SUPPLIED MATERIAL:
····················
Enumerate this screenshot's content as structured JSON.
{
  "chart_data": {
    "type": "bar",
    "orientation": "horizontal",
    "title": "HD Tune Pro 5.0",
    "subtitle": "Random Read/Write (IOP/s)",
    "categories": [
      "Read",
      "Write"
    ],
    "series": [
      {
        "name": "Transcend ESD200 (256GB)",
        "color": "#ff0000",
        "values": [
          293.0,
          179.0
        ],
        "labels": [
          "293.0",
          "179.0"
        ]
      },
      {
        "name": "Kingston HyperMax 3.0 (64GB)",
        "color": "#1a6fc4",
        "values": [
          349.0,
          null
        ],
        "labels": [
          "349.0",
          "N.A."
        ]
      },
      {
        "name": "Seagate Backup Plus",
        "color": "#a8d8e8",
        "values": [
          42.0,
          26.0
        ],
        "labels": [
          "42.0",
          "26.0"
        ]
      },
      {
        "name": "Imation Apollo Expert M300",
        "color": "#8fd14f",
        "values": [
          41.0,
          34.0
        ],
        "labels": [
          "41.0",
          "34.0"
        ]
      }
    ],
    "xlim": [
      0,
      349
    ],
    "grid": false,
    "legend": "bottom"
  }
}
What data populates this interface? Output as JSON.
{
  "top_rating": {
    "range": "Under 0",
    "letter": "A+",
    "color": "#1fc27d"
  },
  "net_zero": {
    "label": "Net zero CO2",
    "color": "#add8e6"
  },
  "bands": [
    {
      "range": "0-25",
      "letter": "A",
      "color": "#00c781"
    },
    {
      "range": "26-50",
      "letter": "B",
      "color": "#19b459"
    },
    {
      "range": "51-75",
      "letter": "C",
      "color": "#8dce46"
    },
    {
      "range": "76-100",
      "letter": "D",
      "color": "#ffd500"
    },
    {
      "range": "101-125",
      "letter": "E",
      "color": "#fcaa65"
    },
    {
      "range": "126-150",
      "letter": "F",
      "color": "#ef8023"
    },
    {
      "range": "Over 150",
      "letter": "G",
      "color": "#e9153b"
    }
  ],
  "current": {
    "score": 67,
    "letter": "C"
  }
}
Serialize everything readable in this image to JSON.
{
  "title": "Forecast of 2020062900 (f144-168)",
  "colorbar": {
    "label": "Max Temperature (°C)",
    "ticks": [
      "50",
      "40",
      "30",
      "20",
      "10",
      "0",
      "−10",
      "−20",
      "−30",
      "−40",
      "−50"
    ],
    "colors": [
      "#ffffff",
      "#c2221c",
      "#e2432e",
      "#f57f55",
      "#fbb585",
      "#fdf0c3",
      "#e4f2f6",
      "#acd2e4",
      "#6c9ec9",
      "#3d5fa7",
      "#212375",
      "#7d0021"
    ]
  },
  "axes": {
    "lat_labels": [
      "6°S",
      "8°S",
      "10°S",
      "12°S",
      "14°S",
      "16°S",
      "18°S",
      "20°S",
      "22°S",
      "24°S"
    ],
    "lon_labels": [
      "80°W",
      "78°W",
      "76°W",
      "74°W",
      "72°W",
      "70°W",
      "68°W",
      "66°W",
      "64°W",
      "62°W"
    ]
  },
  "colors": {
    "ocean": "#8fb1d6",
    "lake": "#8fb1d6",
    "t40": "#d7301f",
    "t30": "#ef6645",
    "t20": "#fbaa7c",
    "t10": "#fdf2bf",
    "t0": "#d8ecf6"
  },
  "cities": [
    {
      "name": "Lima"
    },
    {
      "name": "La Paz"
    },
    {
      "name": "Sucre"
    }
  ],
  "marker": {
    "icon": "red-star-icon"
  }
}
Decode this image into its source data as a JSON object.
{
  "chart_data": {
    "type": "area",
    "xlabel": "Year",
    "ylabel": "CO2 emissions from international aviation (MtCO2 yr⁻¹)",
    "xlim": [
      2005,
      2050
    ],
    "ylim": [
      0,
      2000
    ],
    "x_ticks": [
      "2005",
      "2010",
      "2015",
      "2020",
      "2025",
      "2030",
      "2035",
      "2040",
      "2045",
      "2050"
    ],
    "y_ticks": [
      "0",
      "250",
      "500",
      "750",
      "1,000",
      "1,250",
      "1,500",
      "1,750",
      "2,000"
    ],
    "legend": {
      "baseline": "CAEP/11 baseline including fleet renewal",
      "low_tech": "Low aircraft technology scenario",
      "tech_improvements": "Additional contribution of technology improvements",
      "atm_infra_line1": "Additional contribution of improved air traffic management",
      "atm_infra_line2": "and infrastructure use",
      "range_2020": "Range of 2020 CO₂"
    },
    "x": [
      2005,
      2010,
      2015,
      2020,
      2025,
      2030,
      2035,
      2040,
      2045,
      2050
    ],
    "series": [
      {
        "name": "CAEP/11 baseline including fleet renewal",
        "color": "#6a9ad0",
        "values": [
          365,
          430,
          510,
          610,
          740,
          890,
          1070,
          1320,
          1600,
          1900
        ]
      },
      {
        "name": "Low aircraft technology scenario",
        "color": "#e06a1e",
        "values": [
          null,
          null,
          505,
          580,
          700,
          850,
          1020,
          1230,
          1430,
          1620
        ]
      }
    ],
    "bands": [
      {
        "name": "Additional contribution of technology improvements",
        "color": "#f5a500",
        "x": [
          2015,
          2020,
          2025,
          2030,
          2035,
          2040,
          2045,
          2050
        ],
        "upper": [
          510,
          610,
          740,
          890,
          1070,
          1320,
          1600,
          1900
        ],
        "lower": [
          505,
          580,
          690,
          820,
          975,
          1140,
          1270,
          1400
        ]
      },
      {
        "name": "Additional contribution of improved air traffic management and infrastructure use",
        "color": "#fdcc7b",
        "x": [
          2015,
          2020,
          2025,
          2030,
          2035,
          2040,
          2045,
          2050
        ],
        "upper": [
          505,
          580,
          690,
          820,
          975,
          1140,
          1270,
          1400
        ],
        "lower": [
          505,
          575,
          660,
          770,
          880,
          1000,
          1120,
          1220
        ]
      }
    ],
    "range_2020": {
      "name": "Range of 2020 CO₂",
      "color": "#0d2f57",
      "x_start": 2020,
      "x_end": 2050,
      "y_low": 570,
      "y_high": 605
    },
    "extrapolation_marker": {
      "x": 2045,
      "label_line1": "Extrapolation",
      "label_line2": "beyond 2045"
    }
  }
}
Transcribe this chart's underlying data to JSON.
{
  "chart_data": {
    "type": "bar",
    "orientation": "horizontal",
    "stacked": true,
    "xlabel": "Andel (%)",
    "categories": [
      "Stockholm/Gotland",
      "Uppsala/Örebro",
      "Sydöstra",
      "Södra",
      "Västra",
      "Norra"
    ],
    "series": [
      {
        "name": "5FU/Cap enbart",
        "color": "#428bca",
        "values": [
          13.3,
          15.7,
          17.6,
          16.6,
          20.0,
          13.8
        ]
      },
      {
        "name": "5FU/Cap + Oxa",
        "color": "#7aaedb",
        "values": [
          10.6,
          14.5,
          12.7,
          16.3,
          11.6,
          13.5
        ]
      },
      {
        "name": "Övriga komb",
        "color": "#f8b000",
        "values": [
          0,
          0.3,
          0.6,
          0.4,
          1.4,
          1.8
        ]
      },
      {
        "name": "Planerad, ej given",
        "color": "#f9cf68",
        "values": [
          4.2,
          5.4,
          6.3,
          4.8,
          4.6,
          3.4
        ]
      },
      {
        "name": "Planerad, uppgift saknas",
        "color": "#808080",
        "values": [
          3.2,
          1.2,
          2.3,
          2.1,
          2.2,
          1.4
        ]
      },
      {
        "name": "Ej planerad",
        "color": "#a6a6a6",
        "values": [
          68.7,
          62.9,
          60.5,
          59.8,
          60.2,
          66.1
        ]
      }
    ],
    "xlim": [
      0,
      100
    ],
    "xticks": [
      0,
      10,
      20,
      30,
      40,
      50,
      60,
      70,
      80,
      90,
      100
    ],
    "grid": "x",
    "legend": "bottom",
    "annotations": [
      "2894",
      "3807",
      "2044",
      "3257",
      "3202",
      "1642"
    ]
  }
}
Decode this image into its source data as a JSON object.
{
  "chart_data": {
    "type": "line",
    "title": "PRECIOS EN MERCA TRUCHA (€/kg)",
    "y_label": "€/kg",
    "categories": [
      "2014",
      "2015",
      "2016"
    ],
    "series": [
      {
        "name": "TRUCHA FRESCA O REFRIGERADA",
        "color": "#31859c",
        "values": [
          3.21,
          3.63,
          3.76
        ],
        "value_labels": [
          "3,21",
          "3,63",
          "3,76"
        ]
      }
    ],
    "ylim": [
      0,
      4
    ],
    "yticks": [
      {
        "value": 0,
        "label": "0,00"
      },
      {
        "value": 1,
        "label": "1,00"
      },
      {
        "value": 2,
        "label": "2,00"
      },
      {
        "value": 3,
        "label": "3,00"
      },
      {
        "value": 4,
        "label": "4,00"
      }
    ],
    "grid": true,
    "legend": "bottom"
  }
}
····················
Identify the lines that contain the string "management", and copy every one of them.

EXPECTED ANSWER:
      "atm_infra_line1": "Additional contribution of improved air traffic management",
        "name": "Additional contribution of improved air traffic management and infrastructure use",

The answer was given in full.